> **TASK REQUIREMENTS**:
Copy out each line below that has the word "베팅금액" in it.

Collected data entries:

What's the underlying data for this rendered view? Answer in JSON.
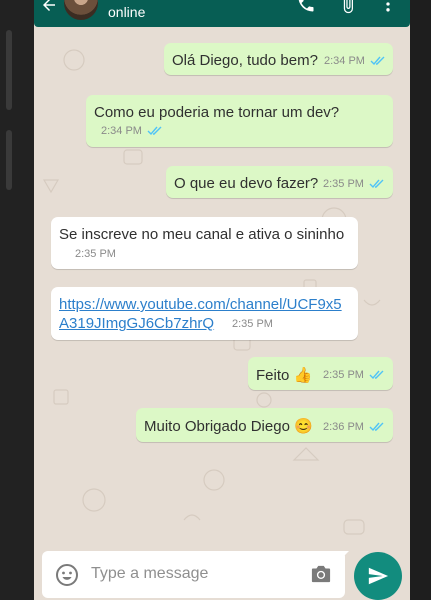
{
  "header": {
    "status": "online"
  },
  "messages": [
    {
      "dir": "out",
      "text": "Olá Diego, tudo bem?",
      "time": "2:34 PM"
    },
    {
      "dir": "out",
      "text": "Como eu poderia me tornar um dev?",
      "time": "2:34 PM"
    },
    {
      "dir": "out",
      "text": "O que eu devo fazer?",
      "time": "2:35 PM"
    },
    {
      "dir": "in",
      "text": "Se inscreve no meu canal e ativa o sininho",
      "time": "2:35 PM"
    },
    {
      "dir": "in",
      "link_line1": "https://www.youtube.com/channel/UCF9x5",
      "link_line2": "A319JImgGJ6Cb7zhrQ",
      "time": "2:35 PM"
    },
    {
      "dir": "out",
      "text": "Feito 👍",
      "time": "2:35 PM"
    },
    {
      "dir": "out",
      "text": "Muito Obrigado Diego 😊",
      "time": "2:36 PM"
    }
  ],
  "composer": {
    "placeholder": "Type a message"
  },
  "colors": {
    "header": "#075e54",
    "outgoing": "#dcf8c6",
    "incoming": "#ffffff",
    "send": "#128c7e",
    "tick": "#4fc3f7"
  },
  "icons": [
    "back-arrow-icon",
    "phone-icon",
    "paperclip-icon",
    "more-vert-icon",
    "emoji-icon",
    "camera-icon",
    "send-icon",
    "double-check-icon"
  ]
}
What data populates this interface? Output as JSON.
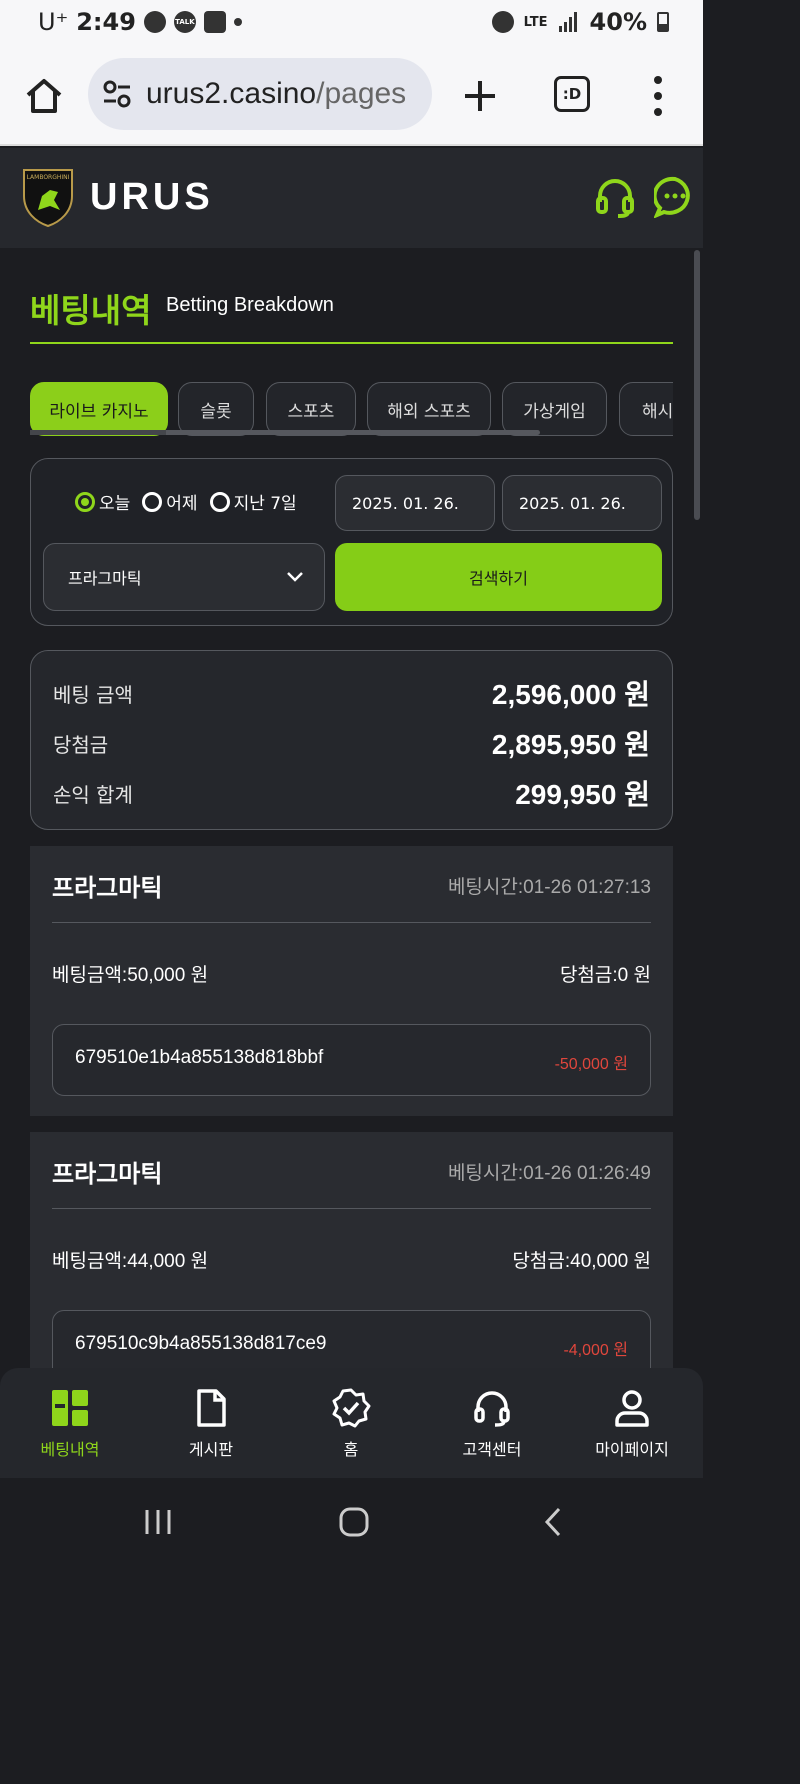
{
  "status_bar": {
    "carrier": "U⁺",
    "time": "2:49",
    "kakao_badge": "TALK",
    "network": "LTE",
    "battery": "40%"
  },
  "browser": {
    "url_domain": "urus2.casino",
    "url_path": "/pages",
    "tabs_count_label": ":D"
  },
  "header": {
    "logo_text": "LAMBORGHINI",
    "brand": "URUS"
  },
  "page": {
    "title": "베팅내역",
    "subtitle": "Betting Breakdown"
  },
  "tabs": [
    {
      "label": "라이브 카지노",
      "active": true
    },
    {
      "label": "슬롯",
      "active": false
    },
    {
      "label": "스포츠",
      "active": false
    },
    {
      "label": "해외 스포츠",
      "active": false
    },
    {
      "label": "가상게임",
      "active": false
    },
    {
      "label": "해시",
      "active": false
    }
  ],
  "filter": {
    "radio_options": [
      {
        "label": "오늘",
        "selected": true
      },
      {
        "label": "어제",
        "selected": false
      },
      {
        "label": "지난 7일",
        "selected": false
      }
    ],
    "date_from": "2025. 01. 26.",
    "date_to": "2025. 01. 26.",
    "provider_selected": "프라그마틱",
    "search_label": "검색하기"
  },
  "summary": {
    "bet_label": "베팅 금액",
    "bet_value": "2,596,000 원",
    "win_label": "당첨금",
    "win_value": "2,895,950 원",
    "pl_label": "손익 합계",
    "pl_value": "299,950 원"
  },
  "bets": [
    {
      "game": "프라그마틱",
      "time": "베팅시간:01-26 01:27:13",
      "amount": "베팅금액:50,000 원",
      "win": "당첨금:0 원",
      "id": "679510e1b4a855138d818bbf",
      "pl": "-50,000 원"
    },
    {
      "game": "프라그마틱",
      "time": "베팅시간:01-26 01:26:49",
      "amount": "베팅금액:44,000 원",
      "win": "당첨금:40,000 원",
      "id": "679510c9b4a855138d817ce9",
      "pl": "-4,000 원"
    }
  ],
  "bottom_nav": [
    {
      "label": "베팅내역",
      "icon": "betting-history-icon",
      "active": true
    },
    {
      "label": "게시판",
      "icon": "document-icon",
      "active": false
    },
    {
      "label": "홈",
      "icon": "badge-check-icon",
      "active": false
    },
    {
      "label": "고객센터",
      "icon": "headset-icon",
      "active": false
    },
    {
      "label": "마이페이지",
      "icon": "user-icon",
      "active": false
    }
  ],
  "colors": {
    "accent": "#8fd61b",
    "background": "#1c1d21",
    "card": "#2a2c31",
    "loss": "#e0463c"
  }
}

> **THE COMPLETED TASK**:
      "amount": "베팅금액:50,000 원",
      "amount": "베팅금액:44,000 원",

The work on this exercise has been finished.